[Stored items]
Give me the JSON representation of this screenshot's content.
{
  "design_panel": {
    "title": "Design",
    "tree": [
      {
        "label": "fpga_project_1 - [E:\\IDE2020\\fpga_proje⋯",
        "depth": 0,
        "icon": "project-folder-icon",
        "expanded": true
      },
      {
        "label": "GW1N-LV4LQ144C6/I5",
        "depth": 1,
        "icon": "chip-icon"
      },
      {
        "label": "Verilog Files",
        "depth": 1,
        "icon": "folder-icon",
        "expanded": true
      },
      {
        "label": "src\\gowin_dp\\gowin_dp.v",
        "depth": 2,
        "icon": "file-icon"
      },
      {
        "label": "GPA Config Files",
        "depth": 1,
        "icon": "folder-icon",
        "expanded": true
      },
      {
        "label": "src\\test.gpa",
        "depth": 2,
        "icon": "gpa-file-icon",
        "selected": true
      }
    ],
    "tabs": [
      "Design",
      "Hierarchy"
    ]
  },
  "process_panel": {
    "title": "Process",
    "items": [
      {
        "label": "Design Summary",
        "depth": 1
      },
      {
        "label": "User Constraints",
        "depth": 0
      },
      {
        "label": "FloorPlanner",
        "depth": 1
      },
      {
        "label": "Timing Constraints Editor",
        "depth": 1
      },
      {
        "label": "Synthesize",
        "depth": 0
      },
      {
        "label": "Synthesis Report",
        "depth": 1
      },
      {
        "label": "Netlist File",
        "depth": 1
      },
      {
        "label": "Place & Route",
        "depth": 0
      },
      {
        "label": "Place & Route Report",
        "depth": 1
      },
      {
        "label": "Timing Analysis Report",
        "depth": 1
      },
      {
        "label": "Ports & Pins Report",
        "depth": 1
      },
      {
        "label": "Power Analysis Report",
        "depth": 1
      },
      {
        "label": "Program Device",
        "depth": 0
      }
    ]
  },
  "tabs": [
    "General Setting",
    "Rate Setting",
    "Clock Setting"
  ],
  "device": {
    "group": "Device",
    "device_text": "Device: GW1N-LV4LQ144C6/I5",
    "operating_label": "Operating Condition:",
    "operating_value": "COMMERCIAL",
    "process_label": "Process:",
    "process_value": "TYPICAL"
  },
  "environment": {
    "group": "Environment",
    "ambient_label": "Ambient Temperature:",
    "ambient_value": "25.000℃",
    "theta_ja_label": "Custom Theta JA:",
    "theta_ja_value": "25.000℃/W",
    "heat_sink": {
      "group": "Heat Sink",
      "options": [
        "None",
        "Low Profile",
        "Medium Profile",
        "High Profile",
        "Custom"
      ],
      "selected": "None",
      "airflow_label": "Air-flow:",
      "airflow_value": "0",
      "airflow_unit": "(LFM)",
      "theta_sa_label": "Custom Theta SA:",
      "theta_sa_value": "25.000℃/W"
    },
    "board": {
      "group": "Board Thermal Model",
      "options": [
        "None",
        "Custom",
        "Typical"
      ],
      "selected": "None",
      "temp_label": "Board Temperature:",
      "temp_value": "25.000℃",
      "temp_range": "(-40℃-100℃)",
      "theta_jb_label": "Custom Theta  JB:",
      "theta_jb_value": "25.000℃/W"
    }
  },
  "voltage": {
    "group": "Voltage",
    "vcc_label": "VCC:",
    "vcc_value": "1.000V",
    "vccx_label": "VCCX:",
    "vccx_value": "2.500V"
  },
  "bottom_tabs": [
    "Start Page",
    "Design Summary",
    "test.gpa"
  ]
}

- Set exercise -
The lines to collect are those holding the string "Temperature"; copy them all.

- Result of this task -
    "ambient_label": "Ambient Temperature:",
      "temp_label": "Board Temperature:",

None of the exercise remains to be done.